[Collected data]
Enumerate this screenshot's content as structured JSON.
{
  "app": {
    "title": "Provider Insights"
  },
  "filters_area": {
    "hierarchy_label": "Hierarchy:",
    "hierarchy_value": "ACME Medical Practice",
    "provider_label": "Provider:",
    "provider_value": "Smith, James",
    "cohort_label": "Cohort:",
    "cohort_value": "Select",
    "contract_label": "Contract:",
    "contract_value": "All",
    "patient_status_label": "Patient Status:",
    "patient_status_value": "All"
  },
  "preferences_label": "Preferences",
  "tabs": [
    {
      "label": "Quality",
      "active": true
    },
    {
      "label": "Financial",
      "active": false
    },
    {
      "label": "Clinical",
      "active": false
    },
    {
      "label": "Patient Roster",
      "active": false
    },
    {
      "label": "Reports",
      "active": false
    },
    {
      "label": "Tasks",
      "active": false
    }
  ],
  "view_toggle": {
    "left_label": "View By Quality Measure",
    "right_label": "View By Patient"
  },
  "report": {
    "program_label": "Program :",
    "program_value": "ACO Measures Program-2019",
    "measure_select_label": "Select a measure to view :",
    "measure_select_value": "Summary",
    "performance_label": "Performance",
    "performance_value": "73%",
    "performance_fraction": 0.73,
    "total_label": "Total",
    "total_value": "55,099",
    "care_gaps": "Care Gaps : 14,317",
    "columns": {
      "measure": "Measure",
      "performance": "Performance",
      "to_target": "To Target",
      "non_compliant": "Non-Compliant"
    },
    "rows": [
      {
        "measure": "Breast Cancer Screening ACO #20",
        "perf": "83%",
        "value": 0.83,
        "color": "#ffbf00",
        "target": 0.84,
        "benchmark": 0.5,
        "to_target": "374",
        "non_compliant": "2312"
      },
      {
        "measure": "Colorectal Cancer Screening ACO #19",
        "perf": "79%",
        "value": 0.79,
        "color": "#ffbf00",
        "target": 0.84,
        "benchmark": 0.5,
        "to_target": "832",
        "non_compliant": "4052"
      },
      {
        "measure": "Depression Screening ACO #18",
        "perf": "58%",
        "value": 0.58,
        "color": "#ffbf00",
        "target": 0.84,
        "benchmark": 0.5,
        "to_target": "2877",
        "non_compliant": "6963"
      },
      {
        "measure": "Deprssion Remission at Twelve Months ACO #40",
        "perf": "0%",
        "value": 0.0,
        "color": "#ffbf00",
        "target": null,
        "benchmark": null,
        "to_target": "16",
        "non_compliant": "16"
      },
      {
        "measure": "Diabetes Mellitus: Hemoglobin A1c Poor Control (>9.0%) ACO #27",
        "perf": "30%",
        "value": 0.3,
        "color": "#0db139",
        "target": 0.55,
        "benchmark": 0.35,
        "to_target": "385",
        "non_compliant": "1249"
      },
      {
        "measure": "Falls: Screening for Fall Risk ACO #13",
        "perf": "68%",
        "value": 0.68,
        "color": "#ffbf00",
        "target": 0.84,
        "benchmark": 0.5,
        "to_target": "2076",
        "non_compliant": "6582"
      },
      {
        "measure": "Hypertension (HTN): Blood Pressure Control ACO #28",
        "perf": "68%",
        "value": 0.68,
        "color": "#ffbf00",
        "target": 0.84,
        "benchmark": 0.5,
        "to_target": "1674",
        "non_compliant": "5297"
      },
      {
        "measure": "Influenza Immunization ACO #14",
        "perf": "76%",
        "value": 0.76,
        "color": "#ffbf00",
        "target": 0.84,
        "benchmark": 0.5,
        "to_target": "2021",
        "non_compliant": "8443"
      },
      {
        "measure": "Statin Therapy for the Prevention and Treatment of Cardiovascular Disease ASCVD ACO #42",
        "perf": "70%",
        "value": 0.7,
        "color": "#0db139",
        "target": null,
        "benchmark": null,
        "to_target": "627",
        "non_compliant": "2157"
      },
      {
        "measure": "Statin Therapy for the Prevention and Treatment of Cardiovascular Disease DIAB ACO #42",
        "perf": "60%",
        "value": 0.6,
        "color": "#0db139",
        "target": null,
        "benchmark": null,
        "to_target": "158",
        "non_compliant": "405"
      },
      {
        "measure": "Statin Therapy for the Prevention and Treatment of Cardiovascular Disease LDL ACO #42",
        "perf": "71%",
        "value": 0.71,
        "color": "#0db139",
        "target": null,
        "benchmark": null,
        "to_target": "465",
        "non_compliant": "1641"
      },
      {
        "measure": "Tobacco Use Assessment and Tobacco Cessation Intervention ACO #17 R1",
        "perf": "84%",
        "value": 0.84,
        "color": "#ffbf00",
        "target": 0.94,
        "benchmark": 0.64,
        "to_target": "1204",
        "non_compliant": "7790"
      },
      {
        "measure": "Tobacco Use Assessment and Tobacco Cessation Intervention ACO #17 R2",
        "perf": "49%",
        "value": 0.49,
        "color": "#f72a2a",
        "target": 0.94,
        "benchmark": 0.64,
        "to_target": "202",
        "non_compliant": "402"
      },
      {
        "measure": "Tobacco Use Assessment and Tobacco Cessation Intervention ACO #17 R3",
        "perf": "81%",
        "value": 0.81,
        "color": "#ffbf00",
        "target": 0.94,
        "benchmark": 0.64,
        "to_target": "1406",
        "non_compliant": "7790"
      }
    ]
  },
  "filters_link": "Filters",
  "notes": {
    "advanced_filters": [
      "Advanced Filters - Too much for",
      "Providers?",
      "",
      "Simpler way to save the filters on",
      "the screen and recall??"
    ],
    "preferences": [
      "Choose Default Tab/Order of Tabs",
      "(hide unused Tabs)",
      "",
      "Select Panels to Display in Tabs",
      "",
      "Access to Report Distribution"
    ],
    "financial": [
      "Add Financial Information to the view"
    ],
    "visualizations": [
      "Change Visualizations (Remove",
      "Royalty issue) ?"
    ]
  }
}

> [Description of the task] Output the records verbatim, from the first line to the last.

> [Answer in full]
Enumerate this screenshot's content as structured JSON.
{
  "app": {
    "title": "Provider Insights"
  },
  "filters_area": {
    "hierarchy_label": "Hierarchy:",
    "hierarchy_value": "ACME Medical Practice",
    "provider_label": "Provider:",
    "provider_value": "Smith, James",
    "cohort_label": "Cohort:",
    "cohort_value": "Select",
    "contract_label": "Contract:",
    "contract_value": "All",
    "patient_status_label": "Patient Status:",
    "patient_status_value": "All"
  },
  "preferences_label": "Preferences",
  "tabs": [
    {
      "label": "Quality",
      "active": true
    },
    {
      "label": "Financial",
      "active": false
    },
    {
      "label": "Clinical",
      "active": false
    },
    {
      "label": "Patient Roster",
      "active": false
    },
    {
      "label": "Reports",
      "active": false
    },
    {
      "label": "Tasks",
      "active": false
    }
  ],
  "view_toggle": {
    "left_label": "View By Quality Measure",
    "right_label": "View By Patient"
  },
  "report": {
    "program_label": "Program :",
    "program_value": "ACO Measures Program-2019",
    "measure_select_label": "Select a measure to view :",
    "measure_select_value": "Summary",
    "performance_label": "Performance",
    "performance_value": "73%",
    "performance_fraction": 0.73,
    "total_label": "Total",
    "total_value": "55,099",
    "care_gaps": "Care Gaps : 14,317",
    "columns": {
      "measure": "Measure",
      "performance": "Performance",
      "to_target": "To Target",
      "non_compliant": "Non-Compliant"
    },
    "rows": [
      {
        "measure": "Breast Cancer Screening ACO #20",
        "perf": "83%",
        "value": 0.83,
        "color": "#ffbf00",
        "target": 0.84,
        "benchmark": 0.5,
        "to_target": "374",
        "non_compliant": "2312"
      },
      {
        "measure": "Colorectal Cancer Screening ACO #19",
        "perf": "79%",
        "value": 0.79,
        "color": "#ffbf00",
        "target": 0.84,
        "benchmark": 0.5,
        "to_target": "832",
        "non_compliant": "4052"
      },
      {
        "measure": "Depression Screening ACO #18",
        "perf": "58%",
        "value": 0.58,
        "color": "#ffbf00",
        "target": 0.84,
        "benchmark": 0.5,
        "to_target": "2877",
        "non_compliant": "6963"
      },
      {
        "measure": "Deprssion Remission at Twelve Months ACO #40",
        "perf": "0%",
        "value": 0.0,
        "color": "#ffbf00",
        "target": null,
        "benchmark": null,
        "to_target": "16",
        "non_compliant": "16"
      },
      {
        "measure": "Diabetes Mellitus: Hemoglobin A1c Poor Control (>9.0%) ACO #27",
        "perf": "30%",
        "value": 0.3,
        "color": "#0db139",
        "target": 0.55,
        "benchmark": 0.35,
        "to_target": "385",
        "non_compliant": "1249"
      },
      {
        "measure": "Falls: Screening for Fall Risk ACO #13",
        "perf": "68%",
        "value": 0.68,
        "color": "#ffbf00",
        "target": 0.84,
        "benchmark": 0.5,
        "to_target": "2076",
        "non_compliant": "6582"
      },
      {
        "measure": "Hypertension (HTN): Blood Pressure Control ACO #28",
        "perf": "68%",
        "value": 0.68,
        "color": "#ffbf00",
        "target": 0.84,
        "benchmark": 0.5,
        "to_target": "1674",
        "non_compliant": "5297"
      },
      {
        "measure": "Influenza Immunization ACO #14",
        "perf": "76%",
        "value": 0.76,
        "color": "#ffbf00",
        "target": 0.84,
        "benchmark": 0.5,
        "to_target": "2021",
        "non_compliant": "8443"
      },
      {
        "measure": "Statin Therapy for the Prevention and Treatment of Cardiovascular Disease ASCVD ACO #42",
        "perf": "70%",
        "value": 0.7,
        "color": "#0db139",
        "target": null,
        "benchmark": null,
        "to_target": "627",
        "non_compliant": "2157"
      },
      {
        "measure": "Statin Therapy for the Prevention and Treatment of Cardiovascular Disease DIAB ACO #42",
        "perf": "60%",
        "value": 0.6,
        "color": "#0db139",
        "target": null,
        "benchmark": null,
        "to_target": "158",
        "non_compliant": "405"
      },
      {
        "measure": "Statin Therapy for the Prevention and Treatment of Cardiovascular Disease LDL ACO #42",
        "perf": "71%",
        "value": 0.71,
        "color": "#0db139",
        "target": null,
        "benchmark": null,
        "to_target": "465",
        "non_compliant": "1641"
      },
      {
        "measure": "Tobacco Use Assessment and Tobacco Cessation Intervention ACO #17 R1",
        "perf": "84%",
        "value": 0.84,
        "color": "#ffbf00",
        "target": 0.94,
        "benchmark": 0.64,
        "to_target": "1204",
        "non_compliant": "7790"
      },
      {
        "measure": "Tobacco Use Assessment and Tobacco Cessation Intervention ACO #17 R2",
        "perf": "49%",
        "value": 0.49,
        "color": "#f72a2a",
        "target": 0.94,
        "benchmark": 0.64,
        "to_target": "202",
        "non_compliant": "402"
      },
      {
        "measure": "Tobacco Use Assessment and Tobacco Cessation Intervention ACO #17 R3",
        "perf": "81%",
        "value": 0.81,
        "color": "#ffbf00",
        "target": 0.94,
        "benchmark": 0.64,
        "to_target": "1406",
        "non_compliant": "7790"
      }
    ]
  },
  "filters_link": "Filters",
  "notes": {
    "advanced_filters": [
      "Advanced Filters - Too much for",
      "Providers?",
      "",
      "Simpler way to save the filters on",
      "the screen and recall??"
    ],
    "preferences": [
      "Choose Default Tab/Order of Tabs",
      "(hide unused Tabs)",
      "",
      "Select Panels to Display in Tabs",
      "",
      "Access to Report Distribution"
    ],
    "financial": [
      "Add Financial Information to the view"
    ],
    "visualizations": [
      "Change Visualizations (Remove",
      "Royalty issue) ?"
    ]
  }
}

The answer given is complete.